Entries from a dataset
● ● ● ● ● ● ●

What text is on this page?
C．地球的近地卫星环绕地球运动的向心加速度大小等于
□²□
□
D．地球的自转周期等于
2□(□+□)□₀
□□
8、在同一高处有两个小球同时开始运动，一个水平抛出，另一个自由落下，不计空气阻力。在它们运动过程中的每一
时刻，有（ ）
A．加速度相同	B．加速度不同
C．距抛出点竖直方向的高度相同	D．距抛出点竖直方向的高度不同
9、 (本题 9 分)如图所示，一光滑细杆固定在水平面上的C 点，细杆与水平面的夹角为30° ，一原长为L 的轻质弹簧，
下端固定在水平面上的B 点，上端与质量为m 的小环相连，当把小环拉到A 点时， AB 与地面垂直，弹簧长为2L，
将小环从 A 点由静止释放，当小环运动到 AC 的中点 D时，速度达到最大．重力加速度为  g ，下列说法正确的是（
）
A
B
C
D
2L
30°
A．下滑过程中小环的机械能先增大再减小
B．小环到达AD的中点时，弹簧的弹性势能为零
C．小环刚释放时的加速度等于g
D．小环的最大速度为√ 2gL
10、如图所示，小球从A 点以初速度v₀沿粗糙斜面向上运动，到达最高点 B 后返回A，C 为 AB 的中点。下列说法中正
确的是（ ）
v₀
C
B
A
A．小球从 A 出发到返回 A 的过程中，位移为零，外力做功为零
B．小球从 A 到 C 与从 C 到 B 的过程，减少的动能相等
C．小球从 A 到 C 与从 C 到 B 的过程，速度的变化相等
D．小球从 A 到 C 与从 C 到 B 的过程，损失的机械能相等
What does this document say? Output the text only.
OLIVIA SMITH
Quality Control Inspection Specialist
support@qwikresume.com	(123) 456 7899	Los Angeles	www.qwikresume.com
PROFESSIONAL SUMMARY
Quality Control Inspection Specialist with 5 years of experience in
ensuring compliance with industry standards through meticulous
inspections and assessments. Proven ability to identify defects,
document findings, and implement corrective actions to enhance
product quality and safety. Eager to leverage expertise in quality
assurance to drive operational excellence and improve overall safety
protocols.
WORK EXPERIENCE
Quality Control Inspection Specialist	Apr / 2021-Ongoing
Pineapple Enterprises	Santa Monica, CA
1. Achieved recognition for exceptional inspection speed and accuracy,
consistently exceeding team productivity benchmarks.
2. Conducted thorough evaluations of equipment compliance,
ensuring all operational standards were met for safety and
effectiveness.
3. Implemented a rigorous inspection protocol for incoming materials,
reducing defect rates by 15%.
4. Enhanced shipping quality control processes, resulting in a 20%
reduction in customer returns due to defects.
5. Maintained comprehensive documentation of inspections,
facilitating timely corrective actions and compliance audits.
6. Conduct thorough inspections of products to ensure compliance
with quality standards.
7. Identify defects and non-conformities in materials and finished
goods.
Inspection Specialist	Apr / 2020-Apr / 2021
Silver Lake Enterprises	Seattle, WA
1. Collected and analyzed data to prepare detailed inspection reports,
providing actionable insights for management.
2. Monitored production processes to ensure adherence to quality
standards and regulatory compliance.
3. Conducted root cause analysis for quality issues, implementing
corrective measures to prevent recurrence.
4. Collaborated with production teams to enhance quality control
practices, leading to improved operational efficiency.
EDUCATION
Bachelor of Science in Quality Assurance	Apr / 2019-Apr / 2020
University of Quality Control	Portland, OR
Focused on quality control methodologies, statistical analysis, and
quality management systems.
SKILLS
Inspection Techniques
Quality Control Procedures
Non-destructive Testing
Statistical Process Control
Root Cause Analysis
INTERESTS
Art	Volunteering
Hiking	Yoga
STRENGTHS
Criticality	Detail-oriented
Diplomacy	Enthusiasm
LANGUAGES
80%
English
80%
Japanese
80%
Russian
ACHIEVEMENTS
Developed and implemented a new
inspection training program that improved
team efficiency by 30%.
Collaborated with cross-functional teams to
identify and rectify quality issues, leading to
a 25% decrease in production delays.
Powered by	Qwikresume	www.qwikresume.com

● ● ● ● ● ● ●

- [WHAT TO PRODUCE]: Write an exact transcription of every entry above.

- [ANSWER BELOW]:
What text is on this page?
C．地球的近地卫星环绕地球运动的向心加速度大小等于
□²□
□
D．地球的自转周期等于
2□(□+□)□₀
□□
8、在同一高处有两个小球同时开始运动，一个水平抛出，另一个自由落下，不计空气阻力。在它们运动过程中的每一
时刻，有（ ）
A．加速度相同	B．加速度不同
C．距抛出点竖直方向的高度相同	D．距抛出点竖直方向的高度不同
9、 (本题 9 分)如图所示，一光滑细杆固定在水平面上的C 点，细杆与水平面的夹角为30° ，一原长为L 的轻质弹簧，
下端固定在水平面上的B 点，上端与质量为m 的小环相连，当把小环拉到A 点时， AB 与地面垂直，弹簧长为2L，
将小环从 A 点由静止释放，当小环运动到 AC 的中点 D时，速度达到最大．重力加速度为  g ，下列说法正确的是（
）
A
B
C
D
2L
30°
A．下滑过程中小环的机械能先增大再减小
B．小环到达AD的中点时，弹簧的弹性势能为零
C．小环刚释放时的加速度等于g
D．小环的最大速度为√ 2gL
10、如图所示，小球从A 点以初速度v₀沿粗糙斜面向上运动，到达最高点 B 后返回A，C 为 AB 的中点。下列说法中正
确的是（ ）
v₀
C
B
A
A．小球从 A 出发到返回 A 的过程中，位移为零，外力做功为零
B．小球从 A 到 C 与从 C 到 B 的过程，减少的动能相等
C．小球从 A 到 C 与从 C 到 B 的过程，速度的变化相等
D．小球从 A 到 C 与从 C 到 B 的过程，损失的机械能相等
What does this document say? Output the text only.
OLIVIA SMITH
Quality Control Inspection Specialist
support@qwikresume.com	(123) 456 7899	Los Angeles	www.qwikresume.com
PROFESSIONAL SUMMARY
Quality Control Inspection Specialist with 5 years of experience in
ensuring compliance with industry standards through meticulous
inspections and assessments. Proven ability to identify defects,
document findings, and implement corrective actions to enhance
product quality and safety. Eager to leverage expertise in quality
assurance to drive operational excellence and improve overall safety
protocols.
WORK EXPERIENCE
Quality Control Inspection Specialist	Apr / 2021-Ongoing
Pineapple Enterprises	Santa Monica, CA
1. Achieved recognition for exceptional inspection speed and accuracy,
consistently exceeding team productivity benchmarks.
2. Conducted thorough evaluations of equipment compliance,
ensuring all operational standards were met for safety and
effectiveness.
3. Implemented a rigorous inspection protocol for incoming materials,
reducing defect rates by 15%.
4. Enhanced shipping quality control processes, resulting in a 20%
reduction in customer returns due to defects.
5. Maintained comprehensive documentation of inspections,
facilitating timely corrective actions and compliance audits.
6. Conduct thorough inspections of products to ensure compliance
with quality standards.
7. Identify defects and non-conformities in materials and finished
goods.
Inspection Specialist	Apr / 2020-Apr / 2021
Silver Lake Enterprises	Seattle, WA
1. Collected and analyzed data to prepare detailed inspection reports,
providing actionable insights for management.
2. Monitored production processes to ensure adherence to quality
standards and regulatory compliance.
3. Conducted root cause analysis for quality issues, implementing
corrective measures to prevent recurrence.
4. Collaborated with production teams to enhance quality control
practices, leading to improved operational efficiency.
EDUCATION
Bachelor of Science in Quality Assurance	Apr / 2019-Apr / 2020
University of Quality Control	Portland, OR
Focused on quality control methodologies, statistical analysis, and
quality management systems.
SKILLS
Inspection Techniques
Quality Control Procedures
Non-destructive Testing
Statistical Process Control
Root Cause Analysis
INTERESTS
Art	Volunteering
Hiking	Yoga
STRENGTHS
Criticality	Detail-oriented
Diplomacy	Enthusiasm
LANGUAGES
80%
English
80%
Japanese
80%
Russian
ACHIEVEMENTS
Developed and implemented a new
inspection training program that improved
team efficiency by 30%.
Collaborated with cross-functional teams to
identify and rectify quality issues, leading to
a 25% decrease in production delays.
Powered by	Qwikresume	www.qwikresume.com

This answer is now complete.